### Task description
Reproduce the data unchanged, from its first line through the line that contains "y-tick-label: 1.02 bbox=[78, 56, 115, 77]".

### Data lines
--------------------

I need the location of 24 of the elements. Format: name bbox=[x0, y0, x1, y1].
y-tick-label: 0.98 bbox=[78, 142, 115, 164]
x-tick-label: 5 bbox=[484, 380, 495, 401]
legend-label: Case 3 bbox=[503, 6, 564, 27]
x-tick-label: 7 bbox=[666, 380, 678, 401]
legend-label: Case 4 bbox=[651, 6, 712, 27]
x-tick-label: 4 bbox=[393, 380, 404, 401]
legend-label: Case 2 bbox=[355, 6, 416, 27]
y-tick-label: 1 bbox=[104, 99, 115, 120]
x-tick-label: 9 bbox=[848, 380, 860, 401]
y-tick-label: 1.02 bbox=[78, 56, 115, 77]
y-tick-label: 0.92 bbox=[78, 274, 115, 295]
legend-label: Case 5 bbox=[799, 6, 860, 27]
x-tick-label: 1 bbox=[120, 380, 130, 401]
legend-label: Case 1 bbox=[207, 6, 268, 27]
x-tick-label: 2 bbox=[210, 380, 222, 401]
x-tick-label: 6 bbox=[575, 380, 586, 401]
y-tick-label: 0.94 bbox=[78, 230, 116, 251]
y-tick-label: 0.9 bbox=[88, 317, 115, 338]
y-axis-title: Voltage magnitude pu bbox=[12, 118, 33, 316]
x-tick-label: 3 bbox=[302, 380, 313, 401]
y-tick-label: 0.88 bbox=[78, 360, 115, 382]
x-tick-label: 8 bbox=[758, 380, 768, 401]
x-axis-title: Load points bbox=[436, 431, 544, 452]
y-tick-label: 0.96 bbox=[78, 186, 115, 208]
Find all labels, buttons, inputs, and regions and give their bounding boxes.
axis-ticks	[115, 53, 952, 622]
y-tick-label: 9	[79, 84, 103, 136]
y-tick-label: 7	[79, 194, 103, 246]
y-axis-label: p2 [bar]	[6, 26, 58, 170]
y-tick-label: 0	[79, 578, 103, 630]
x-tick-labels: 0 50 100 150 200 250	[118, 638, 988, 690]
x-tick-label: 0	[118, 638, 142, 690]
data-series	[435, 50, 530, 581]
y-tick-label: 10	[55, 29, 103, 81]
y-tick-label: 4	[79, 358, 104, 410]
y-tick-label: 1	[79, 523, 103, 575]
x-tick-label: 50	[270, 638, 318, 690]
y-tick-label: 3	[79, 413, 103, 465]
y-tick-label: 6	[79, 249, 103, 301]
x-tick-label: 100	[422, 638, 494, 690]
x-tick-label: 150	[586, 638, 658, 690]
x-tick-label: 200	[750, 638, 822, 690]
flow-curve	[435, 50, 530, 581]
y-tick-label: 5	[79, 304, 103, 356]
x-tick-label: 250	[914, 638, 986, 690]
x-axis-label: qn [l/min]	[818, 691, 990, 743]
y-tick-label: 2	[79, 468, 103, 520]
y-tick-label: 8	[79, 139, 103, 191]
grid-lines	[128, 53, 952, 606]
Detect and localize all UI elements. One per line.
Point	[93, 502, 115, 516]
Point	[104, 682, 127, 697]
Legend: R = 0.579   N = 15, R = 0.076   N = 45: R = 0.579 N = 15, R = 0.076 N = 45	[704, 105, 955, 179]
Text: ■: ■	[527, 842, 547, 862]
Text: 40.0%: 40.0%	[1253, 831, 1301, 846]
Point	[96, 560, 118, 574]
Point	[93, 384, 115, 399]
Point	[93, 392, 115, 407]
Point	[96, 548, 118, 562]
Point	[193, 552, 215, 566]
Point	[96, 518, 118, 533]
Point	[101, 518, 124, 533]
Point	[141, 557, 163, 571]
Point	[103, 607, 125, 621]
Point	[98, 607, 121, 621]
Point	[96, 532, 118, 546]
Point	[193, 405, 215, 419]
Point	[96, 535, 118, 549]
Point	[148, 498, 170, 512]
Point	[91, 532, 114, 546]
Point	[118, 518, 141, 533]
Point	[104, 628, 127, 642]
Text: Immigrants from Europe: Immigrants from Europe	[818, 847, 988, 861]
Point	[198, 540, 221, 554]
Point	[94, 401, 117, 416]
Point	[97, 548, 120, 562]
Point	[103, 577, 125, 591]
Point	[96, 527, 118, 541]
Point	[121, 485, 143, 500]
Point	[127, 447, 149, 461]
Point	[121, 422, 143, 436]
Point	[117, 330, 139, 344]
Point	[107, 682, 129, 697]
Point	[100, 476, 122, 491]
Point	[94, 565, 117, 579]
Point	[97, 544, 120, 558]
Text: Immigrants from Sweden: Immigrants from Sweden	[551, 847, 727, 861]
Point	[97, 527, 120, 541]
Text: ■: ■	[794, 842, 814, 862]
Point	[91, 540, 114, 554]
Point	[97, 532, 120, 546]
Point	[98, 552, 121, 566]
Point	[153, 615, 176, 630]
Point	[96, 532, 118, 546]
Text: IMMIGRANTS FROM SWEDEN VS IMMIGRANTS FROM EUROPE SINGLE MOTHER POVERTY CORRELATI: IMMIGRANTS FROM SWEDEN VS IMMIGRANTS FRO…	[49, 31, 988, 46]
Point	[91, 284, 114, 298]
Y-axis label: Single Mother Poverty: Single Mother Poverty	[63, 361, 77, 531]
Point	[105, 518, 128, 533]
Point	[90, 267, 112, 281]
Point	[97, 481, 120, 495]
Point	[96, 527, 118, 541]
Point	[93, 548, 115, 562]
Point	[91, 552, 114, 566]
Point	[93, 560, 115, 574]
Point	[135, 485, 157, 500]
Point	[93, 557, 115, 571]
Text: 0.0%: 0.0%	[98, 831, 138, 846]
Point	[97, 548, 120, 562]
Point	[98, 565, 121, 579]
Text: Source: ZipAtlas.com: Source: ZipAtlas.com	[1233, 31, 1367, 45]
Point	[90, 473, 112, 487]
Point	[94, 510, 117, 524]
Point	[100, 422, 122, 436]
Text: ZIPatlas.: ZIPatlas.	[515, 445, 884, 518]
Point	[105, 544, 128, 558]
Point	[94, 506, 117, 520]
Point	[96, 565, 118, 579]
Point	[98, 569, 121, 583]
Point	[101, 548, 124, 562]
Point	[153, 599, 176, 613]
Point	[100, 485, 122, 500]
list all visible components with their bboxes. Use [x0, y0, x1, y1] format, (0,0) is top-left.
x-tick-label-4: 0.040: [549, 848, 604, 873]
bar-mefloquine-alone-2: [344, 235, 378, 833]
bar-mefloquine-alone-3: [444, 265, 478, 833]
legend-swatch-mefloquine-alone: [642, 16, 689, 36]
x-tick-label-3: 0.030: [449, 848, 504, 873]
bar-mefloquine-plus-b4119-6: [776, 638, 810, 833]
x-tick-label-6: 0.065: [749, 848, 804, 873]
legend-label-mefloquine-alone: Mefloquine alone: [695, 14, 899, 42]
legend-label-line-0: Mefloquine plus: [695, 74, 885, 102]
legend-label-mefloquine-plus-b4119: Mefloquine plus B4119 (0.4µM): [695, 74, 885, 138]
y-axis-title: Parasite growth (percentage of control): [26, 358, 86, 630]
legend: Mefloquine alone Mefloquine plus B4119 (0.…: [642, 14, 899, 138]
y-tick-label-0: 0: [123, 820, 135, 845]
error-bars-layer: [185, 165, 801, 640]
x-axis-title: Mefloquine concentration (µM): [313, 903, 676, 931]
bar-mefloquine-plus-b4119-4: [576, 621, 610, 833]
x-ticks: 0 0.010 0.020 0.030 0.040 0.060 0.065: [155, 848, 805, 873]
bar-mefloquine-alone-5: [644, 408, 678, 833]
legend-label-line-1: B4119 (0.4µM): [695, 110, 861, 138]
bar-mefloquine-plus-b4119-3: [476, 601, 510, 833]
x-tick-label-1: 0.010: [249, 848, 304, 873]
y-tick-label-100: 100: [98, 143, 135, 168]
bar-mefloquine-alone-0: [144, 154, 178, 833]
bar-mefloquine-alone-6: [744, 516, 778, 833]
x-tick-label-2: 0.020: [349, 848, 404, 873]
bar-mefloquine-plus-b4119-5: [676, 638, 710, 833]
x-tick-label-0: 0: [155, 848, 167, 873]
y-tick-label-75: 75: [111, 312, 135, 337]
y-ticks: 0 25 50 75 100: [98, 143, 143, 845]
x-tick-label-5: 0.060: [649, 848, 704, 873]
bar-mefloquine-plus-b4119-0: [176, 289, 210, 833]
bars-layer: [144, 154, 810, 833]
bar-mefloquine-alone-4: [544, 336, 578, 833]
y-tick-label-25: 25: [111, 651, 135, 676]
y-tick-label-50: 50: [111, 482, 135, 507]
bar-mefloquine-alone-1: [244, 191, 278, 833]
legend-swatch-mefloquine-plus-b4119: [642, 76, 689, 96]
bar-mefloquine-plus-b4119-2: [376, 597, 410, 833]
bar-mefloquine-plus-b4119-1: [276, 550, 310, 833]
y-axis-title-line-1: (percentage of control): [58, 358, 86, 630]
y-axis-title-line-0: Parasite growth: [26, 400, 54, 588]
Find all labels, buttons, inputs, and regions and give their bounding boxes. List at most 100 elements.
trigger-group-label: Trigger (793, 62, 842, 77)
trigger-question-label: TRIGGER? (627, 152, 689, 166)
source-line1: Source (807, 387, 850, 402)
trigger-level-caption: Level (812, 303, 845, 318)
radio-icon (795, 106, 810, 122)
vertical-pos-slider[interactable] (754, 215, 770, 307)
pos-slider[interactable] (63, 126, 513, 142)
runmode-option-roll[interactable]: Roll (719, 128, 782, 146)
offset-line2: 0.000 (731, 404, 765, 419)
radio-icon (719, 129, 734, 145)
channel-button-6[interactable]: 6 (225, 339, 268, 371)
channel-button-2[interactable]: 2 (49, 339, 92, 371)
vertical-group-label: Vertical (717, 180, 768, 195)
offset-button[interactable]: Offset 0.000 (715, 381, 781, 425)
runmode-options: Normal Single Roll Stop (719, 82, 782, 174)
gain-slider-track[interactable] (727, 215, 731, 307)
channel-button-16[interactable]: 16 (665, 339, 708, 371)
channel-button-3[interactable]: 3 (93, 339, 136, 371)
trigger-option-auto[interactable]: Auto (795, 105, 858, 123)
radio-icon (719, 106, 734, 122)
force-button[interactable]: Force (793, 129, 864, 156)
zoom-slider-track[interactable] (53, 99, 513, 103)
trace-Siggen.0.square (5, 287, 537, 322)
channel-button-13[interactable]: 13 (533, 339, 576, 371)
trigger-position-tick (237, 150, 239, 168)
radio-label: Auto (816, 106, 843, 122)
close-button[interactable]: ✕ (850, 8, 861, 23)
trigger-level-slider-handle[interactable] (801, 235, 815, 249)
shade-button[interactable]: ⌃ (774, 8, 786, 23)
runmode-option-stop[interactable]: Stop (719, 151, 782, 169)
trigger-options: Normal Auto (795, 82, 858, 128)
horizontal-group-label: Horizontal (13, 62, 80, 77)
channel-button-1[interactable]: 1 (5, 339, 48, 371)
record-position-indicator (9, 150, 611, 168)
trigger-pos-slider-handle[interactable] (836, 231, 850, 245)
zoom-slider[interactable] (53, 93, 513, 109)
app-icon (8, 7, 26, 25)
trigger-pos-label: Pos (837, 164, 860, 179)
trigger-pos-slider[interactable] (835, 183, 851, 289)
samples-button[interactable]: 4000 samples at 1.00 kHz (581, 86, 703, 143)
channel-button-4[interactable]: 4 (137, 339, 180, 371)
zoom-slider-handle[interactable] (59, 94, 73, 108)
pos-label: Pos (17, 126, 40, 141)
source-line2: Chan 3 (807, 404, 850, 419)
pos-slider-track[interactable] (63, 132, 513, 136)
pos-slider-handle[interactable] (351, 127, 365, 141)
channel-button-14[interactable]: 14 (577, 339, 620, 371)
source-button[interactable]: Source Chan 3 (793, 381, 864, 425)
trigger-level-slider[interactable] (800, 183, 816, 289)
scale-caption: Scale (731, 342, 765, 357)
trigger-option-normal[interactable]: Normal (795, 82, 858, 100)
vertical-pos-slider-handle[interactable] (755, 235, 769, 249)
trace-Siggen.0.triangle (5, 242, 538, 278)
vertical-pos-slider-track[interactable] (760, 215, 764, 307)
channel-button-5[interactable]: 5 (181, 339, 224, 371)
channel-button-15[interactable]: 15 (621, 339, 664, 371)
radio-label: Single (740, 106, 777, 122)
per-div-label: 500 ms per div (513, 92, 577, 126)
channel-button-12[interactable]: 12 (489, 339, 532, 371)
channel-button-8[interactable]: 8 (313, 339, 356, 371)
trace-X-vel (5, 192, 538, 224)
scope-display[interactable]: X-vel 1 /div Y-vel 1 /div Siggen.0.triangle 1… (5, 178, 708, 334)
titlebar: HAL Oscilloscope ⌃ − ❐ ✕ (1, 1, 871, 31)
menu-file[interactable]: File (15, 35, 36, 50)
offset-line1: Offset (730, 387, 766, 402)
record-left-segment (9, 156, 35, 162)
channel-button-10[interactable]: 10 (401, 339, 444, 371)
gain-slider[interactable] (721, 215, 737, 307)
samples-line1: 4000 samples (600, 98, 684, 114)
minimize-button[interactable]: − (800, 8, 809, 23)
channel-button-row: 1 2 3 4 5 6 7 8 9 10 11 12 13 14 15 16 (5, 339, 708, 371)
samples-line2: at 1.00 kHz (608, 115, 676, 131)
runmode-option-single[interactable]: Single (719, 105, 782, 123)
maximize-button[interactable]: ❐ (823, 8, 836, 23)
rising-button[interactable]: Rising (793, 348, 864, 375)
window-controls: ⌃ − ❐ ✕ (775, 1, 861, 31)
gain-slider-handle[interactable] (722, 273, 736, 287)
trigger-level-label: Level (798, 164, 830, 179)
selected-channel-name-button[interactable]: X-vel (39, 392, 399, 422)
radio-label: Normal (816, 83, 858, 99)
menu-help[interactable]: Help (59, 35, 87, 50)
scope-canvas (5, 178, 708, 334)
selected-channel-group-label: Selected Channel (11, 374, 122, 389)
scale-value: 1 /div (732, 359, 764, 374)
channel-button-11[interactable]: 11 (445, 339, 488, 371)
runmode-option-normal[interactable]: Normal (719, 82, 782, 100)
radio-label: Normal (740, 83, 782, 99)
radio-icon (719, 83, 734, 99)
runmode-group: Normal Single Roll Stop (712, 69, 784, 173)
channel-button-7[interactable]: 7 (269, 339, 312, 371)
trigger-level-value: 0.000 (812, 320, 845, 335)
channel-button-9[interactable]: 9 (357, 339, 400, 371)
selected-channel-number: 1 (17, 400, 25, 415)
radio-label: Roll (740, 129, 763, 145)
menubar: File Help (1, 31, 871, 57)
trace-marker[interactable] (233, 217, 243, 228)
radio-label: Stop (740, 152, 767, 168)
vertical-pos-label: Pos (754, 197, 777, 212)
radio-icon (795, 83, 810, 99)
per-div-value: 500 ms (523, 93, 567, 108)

--------------------

### The output
I need the location of 24 of the elements. Format: name bbox=[x0, y0, x1, y1].
y-tick-label: 0.98 bbox=[78, 142, 115, 164]
x-tick-label: 5 bbox=[484, 380, 495, 401]
legend-label: Case 3 bbox=[503, 6, 564, 27]
x-tick-label: 7 bbox=[666, 380, 678, 401]
legend-label: Case 4 bbox=[651, 6, 712, 27]
x-tick-label: 4 bbox=[393, 380, 404, 401]
legend-label: Case 2 bbox=[355, 6, 416, 27]
y-tick-label: 1 bbox=[104, 99, 115, 120]
x-tick-label: 9 bbox=[848, 380, 860, 401]
y-tick-label: 1.02 bbox=[78, 56, 115, 77]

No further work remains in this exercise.